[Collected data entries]
────────

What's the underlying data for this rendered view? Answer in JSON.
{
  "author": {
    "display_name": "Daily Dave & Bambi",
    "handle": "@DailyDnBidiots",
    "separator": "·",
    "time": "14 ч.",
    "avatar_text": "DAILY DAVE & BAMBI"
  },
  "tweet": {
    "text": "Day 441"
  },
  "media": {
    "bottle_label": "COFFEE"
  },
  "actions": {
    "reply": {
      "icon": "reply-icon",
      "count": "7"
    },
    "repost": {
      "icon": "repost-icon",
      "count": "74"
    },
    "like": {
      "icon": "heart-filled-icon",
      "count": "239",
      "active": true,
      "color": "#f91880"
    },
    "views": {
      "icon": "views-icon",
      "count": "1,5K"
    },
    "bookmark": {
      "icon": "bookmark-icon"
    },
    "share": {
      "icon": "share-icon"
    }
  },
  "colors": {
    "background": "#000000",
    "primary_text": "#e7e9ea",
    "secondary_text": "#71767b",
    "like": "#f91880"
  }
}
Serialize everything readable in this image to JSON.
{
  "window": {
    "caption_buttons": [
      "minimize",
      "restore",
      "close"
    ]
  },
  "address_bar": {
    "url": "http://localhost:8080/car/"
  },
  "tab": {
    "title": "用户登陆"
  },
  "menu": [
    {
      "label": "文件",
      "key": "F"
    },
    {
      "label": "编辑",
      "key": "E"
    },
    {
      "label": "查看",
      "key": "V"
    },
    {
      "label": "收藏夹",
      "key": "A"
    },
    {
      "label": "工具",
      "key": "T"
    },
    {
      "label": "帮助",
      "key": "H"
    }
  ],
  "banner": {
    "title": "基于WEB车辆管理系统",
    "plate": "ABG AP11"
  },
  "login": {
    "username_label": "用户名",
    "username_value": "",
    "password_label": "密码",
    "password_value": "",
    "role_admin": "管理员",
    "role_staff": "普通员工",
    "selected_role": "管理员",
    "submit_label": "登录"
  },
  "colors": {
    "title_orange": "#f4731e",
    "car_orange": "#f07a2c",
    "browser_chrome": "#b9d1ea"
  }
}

────────

> [SET PROBLEM]
Output, unchanged, the lines from the line with "Serialize everything readable" through the final line of the material.

> [EXERCISE SOLUTION]
Serialize everything readable in this image to JSON.
{
  "window": {
    "caption_buttons": [
      "minimize",
      "restore",
      "close"
    ]
  },
  "address_bar": {
    "url": "http://localhost:8080/car/"
  },
  "tab": {
    "title": "用户登陆"
  },
  "menu": [
    {
      "label": "文件",
      "key": "F"
    },
    {
      "label": "编辑",
      "key": "E"
    },
    {
      "label": "查看",
      "key": "V"
    },
    {
      "label": "收藏夹",
      "key": "A"
    },
    {
      "label": "工具",
      "key": "T"
    },
    {
      "label": "帮助",
      "key": "H"
    }
  ],
  "banner": {
    "title": "基于WEB车辆管理系统",
    "plate": "ABG AP11"
  },
  "login": {
    "username_label": "用户名",
    "username_value": "",
    "password_label": "密码",
    "password_value": "",
    "role_admin": "管理员",
    "role_staff": "普通员工",
    "selected_role": "管理员",
    "submit_label": "登录"
  },
  "colors": {
    "title_orange": "#f4731e",
    "car_orange": "#f07a2c",
    "browser_chrome": "#b9d1ea"
  }
}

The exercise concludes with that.